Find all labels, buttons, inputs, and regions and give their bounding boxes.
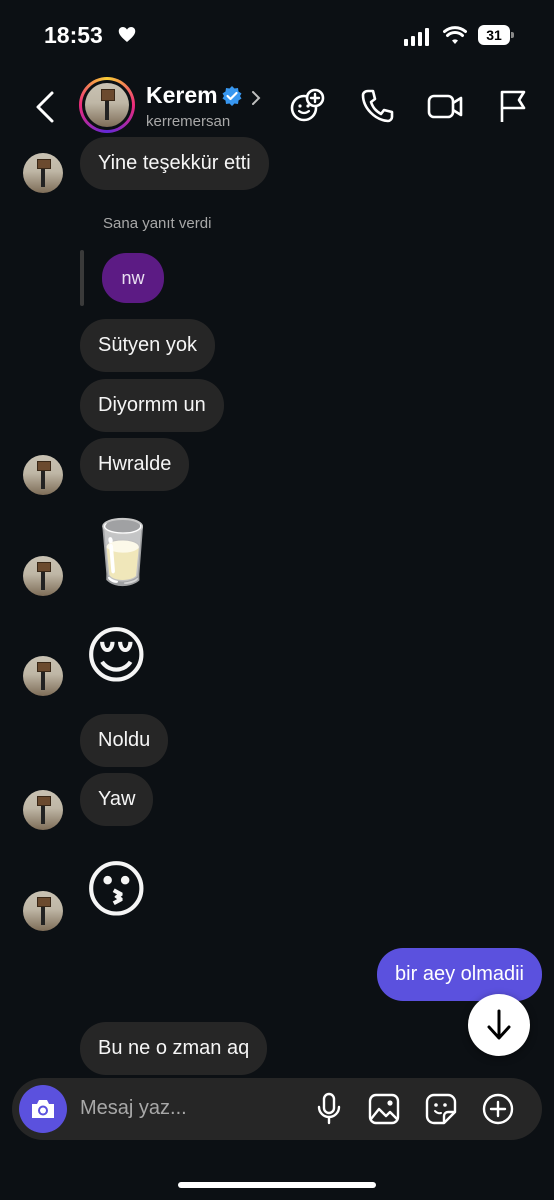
battery-indicator: 31 <box>478 25 510 45</box>
message-bubble[interactable]: Yine teşekkür etti <box>80 137 269 190</box>
sender-avatar[interactable] <box>23 455 63 495</box>
message-input[interactable]: Mesaj yaz... <box>80 1097 187 1120</box>
message-bubble[interactable]: Bu ne o zman aq <box>80 1022 268 1075</box>
back-icon[interactable] <box>30 90 60 124</box>
add-icon[interactable] <box>481 1092 515 1126</box>
contact-name[interactable]: Kerem <box>146 82 218 109</box>
message-bubble[interactable]: Noldu <box>80 714 169 767</box>
effects-icon[interactable] <box>289 88 327 124</box>
message-bubble[interactable]: Sütyen yok <box>80 319 215 372</box>
reply-note: Sana yanıt verdi <box>103 215 212 232</box>
cellular-signal-icon <box>404 28 429 46</box>
sender-avatar[interactable] <box>23 891 63 931</box>
message-bubble[interactable]: Hwralde <box>80 438 190 491</box>
microphone-icon[interactable] <box>316 1092 342 1126</box>
avatar-photo <box>85 83 129 127</box>
camera-button[interactable] <box>19 1085 67 1133</box>
emoji-message[interactable]: 🥛 <box>84 522 161 584</box>
reply-bar <box>80 250 84 306</box>
message-bubble[interactable]: Yaw <box>80 773 154 826</box>
flag-icon[interactable] <box>498 88 528 124</box>
gallery-icon[interactable] <box>367 1092 401 1126</box>
scroll-down-button[interactable] <box>468 994 530 1056</box>
status-time: 18:53 <box>44 22 103 48</box>
profile-avatar[interactable] <box>79 77 135 133</box>
verified-icon <box>222 86 242 106</box>
sender-avatar[interactable] <box>23 790 63 830</box>
sender-avatar[interactable] <box>23 556 63 596</box>
sender-avatar[interactable] <box>23 656 63 696</box>
contact-username: kerremersan <box>146 113 231 130</box>
sender-avatar[interactable] <box>23 153 63 193</box>
home-indicator <box>178 1182 376 1188</box>
battery-tip <box>511 32 514 38</box>
camera-icon <box>32 1100 54 1118</box>
my-message-bubble[interactable]: bir aey olmadii <box>377 948 542 1001</box>
emoji-message[interactable]: 😌 <box>84 626 149 688</box>
message-bubble[interactable]: Diyormm un <box>80 379 224 432</box>
emoji-message[interactable]: 😗 <box>84 860 149 922</box>
sticker-icon[interactable] <box>424 1092 458 1126</box>
heart-icon <box>118 27 136 42</box>
quoted-message[interactable]: nw <box>102 253 164 303</box>
video-icon[interactable] <box>427 88 463 124</box>
phone-icon[interactable] <box>360 88 394 124</box>
arrow-down-icon <box>487 1009 511 1040</box>
wifi-icon <box>443 26 467 44</box>
chevron-right-icon[interactable] <box>250 90 262 106</box>
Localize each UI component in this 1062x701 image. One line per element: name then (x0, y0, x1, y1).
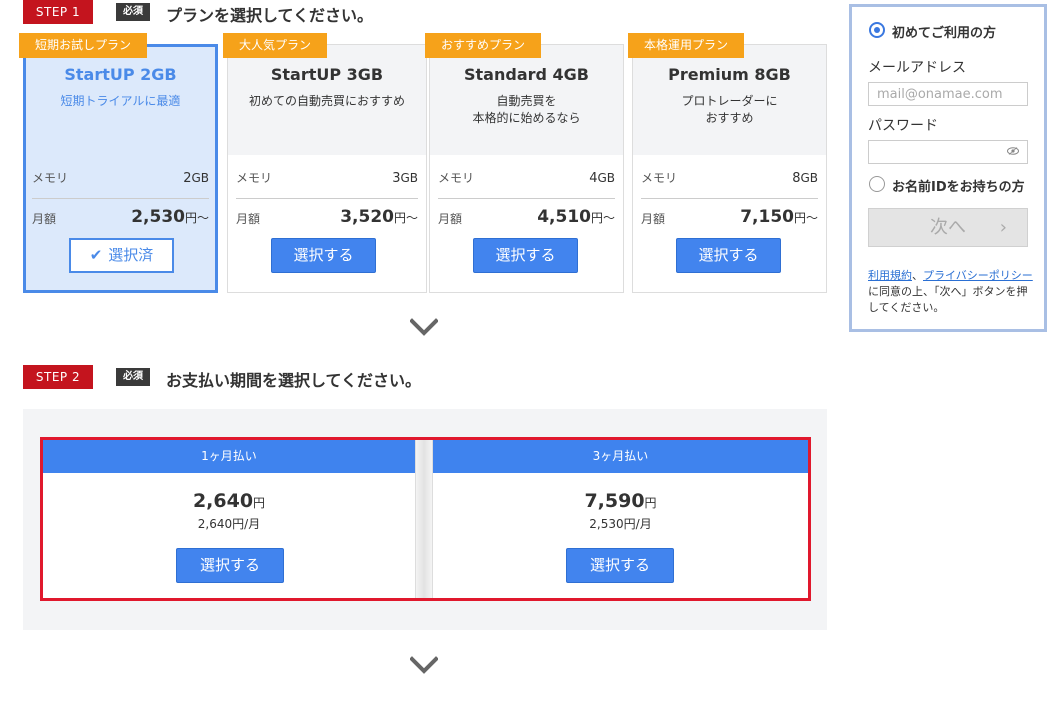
radio-existing-user[interactable] (869, 176, 885, 192)
plan-tag: 短期お試しプラン (19, 33, 148, 58)
step2-required-badge: 必須 (116, 368, 150, 386)
existing-user-label[interactable]: お名前IDをお持ちの方 (892, 176, 1025, 195)
plan-name: Premium 8GB (668, 65, 791, 84)
terms-text: に同意の上、「次へ」ボタンを押してください。 (868, 285, 1028, 314)
payment-monthly: 2,640円/月 (197, 517, 261, 531)
plan-name: Standard 4GB (464, 65, 589, 84)
payment-monthly: 2,530円/月 (589, 517, 652, 531)
terms-link[interactable]: 利用規約 (868, 269, 912, 282)
memory-label: メモリ (32, 171, 69, 185)
memory-value: 4GB (589, 171, 615, 186)
price-label: 月額 (641, 212, 666, 226)
memory-label: メモリ (236, 171, 273, 185)
payment-amount: 7,590円 (584, 490, 657, 512)
plan-selected-button[interactable]: ✔ 選択済 (69, 238, 174, 273)
plan-tag: 大人気プラン (223, 33, 328, 58)
memory-value: 8GB (792, 171, 818, 186)
plan-card-premium-8gb[interactable]: 本格運用プラン Premium 8GB プロトレーダーに おすすめ メモリ 8G… (628, 33, 827, 293)
plan-price-row: 月額 2,530円～ (32, 207, 209, 229)
price-label: 月額 (236, 212, 261, 226)
step1-title: プランを選択してください。 (166, 6, 374, 25)
plan-card-startup-2gb[interactable]: 短期お試しプラン StartUP 2GB 短期トライアルに最適 メモリ 2GB … (19, 33, 218, 293)
plan-memory-row: メモリ 4GB (438, 169, 615, 199)
plan-select-button[interactable]: 選択する (473, 238, 578, 273)
check-icon: ✔ (89, 246, 103, 264)
plan-memory-row: メモリ 8GB (641, 169, 818, 199)
plan-description: 短期トライアルに最適 (60, 94, 181, 108)
payment-option-3months[interactable]: 3ヶ月払い 7,590円 2,530円/月 選択する (433, 440, 808, 598)
privacy-policy-link[interactable]: プライバシーポリシー (923, 269, 1033, 282)
payment-option-1month[interactable]: 1ヶ月払い 2,640円 2,640円/月 選択する (43, 440, 415, 598)
plan-select-button[interactable]: 選択する (676, 238, 781, 273)
plan-name: StartUP 2GB (64, 65, 177, 84)
price-value: 2,530円～ (131, 207, 209, 227)
memory-value: 2GB (183, 171, 209, 186)
chevron-right-icon: › (999, 217, 1007, 238)
plan-select-button[interactable]: 選択する (271, 238, 376, 273)
step2-title: お支払い期間を選択してください。 (166, 371, 422, 390)
new-user-label[interactable]: 初めてご利用の方 (892, 22, 996, 41)
payment-select-button[interactable]: 選択する (566, 548, 674, 583)
password-field[interactable] (868, 140, 1028, 164)
memory-label: メモリ (641, 171, 678, 185)
plan-description: 初めての自動売買におすすめ (248, 94, 405, 108)
plan-description: 自動売買を 本格的に始めるなら (472, 94, 581, 125)
plan-memory-row: メモリ 3GB (236, 169, 418, 199)
step2-badge: STEP 2 (23, 365, 93, 389)
plan-price-row: 月額 7,150円～ (641, 207, 818, 229)
memory-label: メモリ (438, 171, 475, 185)
plan-card-startup-3gb[interactable]: 大人気プラン StartUP 3GB 初めての自動売買におすすめ メモリ 3GB… (223, 33, 427, 293)
terms-notice: 利用規約、プライバシーポリシーに同意の上、「次へ」ボタンを押してください。 (868, 269, 1033, 314)
payment-period-header: 3ヶ月払い (433, 440, 808, 473)
step1-badge: STEP 1 (23, 0, 93, 24)
radio-new-user[interactable] (869, 22, 885, 38)
password-label: パスワード (868, 118, 938, 134)
price-value: 3,520円～ (340, 207, 418, 227)
price-label: 月額 (438, 212, 463, 226)
plan-memory-row: メモリ 2GB (32, 169, 209, 199)
email-label: メールアドレス (868, 60, 966, 76)
payment-period-header: 1ヶ月払い (43, 440, 415, 473)
payment-options-frame: 1ヶ月払い 2,640円 2,640円/月 選択する 3ヶ月払い 7,590円 … (40, 437, 811, 601)
plan-price-row: 月額 4,510円～ (438, 207, 615, 229)
plan-name: StartUP 3GB (270, 65, 384, 84)
price-value: 7,150円～ (740, 207, 818, 227)
price-value: 4,510円～ (537, 207, 615, 227)
plan-description: プロトレーダーに おすすめ (681, 94, 778, 125)
chevron-down-icon (410, 318, 438, 336)
payment-divider (415, 440, 433, 598)
plan-tag: 本格運用プラン (628, 33, 745, 58)
memory-value: 3GB (392, 171, 418, 186)
payment-select-button[interactable]: 選択する (176, 548, 284, 583)
payment-amount: 2,640円 (192, 490, 266, 512)
plan-card-standard-4gb[interactable]: おすすめプラン Standard 4GB 自動売買を 本格的に始めるなら メモリ… (425, 33, 624, 293)
next-button[interactable]: 次へ › (868, 208, 1028, 247)
eye-icon[interactable] (1007, 147, 1019, 155)
plan-tag: おすすめプラン (425, 33, 542, 58)
chevron-down-icon (410, 656, 438, 674)
price-label: 月額 (32, 212, 57, 226)
next-button-label: 次へ (930, 217, 966, 238)
step1-required-badge: 必須 (116, 3, 150, 21)
login-panel: 初めてご利用の方 メールアドレス パスワード お名前IDをお持ちの方 次へ › … (849, 4, 1047, 332)
email-field[interactable] (868, 82, 1028, 106)
plan-price-row: 月額 3,520円～ (236, 207, 418, 229)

* * * * * * * * *

▶ [GOAL OF THE EXERCISE]:
Copy out each line verbatim, starting with the line with "radio-existing-user[interactable] (869, 176, 885, 192)" and going on through the line with "price-label: 月額 (236, 212, 261, 226)".

▶ [PROBLEM SOLUTION]:
radio-existing-user[interactable] (869, 176, 885, 192)
plan-tag: 短期お試しプラン (19, 33, 148, 58)
step2-required-badge: 必須 (116, 368, 150, 386)
existing-user-label[interactable]: お名前IDをお持ちの方 (892, 176, 1025, 195)
plan-name: Premium 8GB (668, 65, 791, 84)
terms-text: に同意の上、「次へ」ボタンを押してください。 (868, 285, 1028, 314)
payment-monthly: 2,640円/月 (197, 517, 261, 531)
plan-name: Standard 4GB (464, 65, 589, 84)
payment-monthly: 2,530円/月 (589, 517, 652, 531)
terms-link[interactable]: 利用規約 (868, 269, 912, 282)
memory-label: メモリ (32, 171, 69, 185)
memory-value: 4GB (589, 171, 615, 186)
price-label: 月額 (641, 212, 666, 226)
memory-label: メモリ (236, 171, 273, 185)
payment-amount: 7,590円 (584, 490, 657, 512)
plan-selected-button[interactable]: ✔ 選択済 (69, 238, 174, 273)
plan-tag: 大人気プラン (223, 33, 328, 58)
memory-value: 8GB (792, 171, 818, 186)
plan-card-premium-8gb[interactable]: 本格運用プラン Premium 8GB プロトレーダーに おすすめ メモリ 8G… (628, 33, 827, 293)
plan-price-row: 月額 2,530円～ (32, 207, 209, 229)
price-label: 月額 (236, 212, 261, 226)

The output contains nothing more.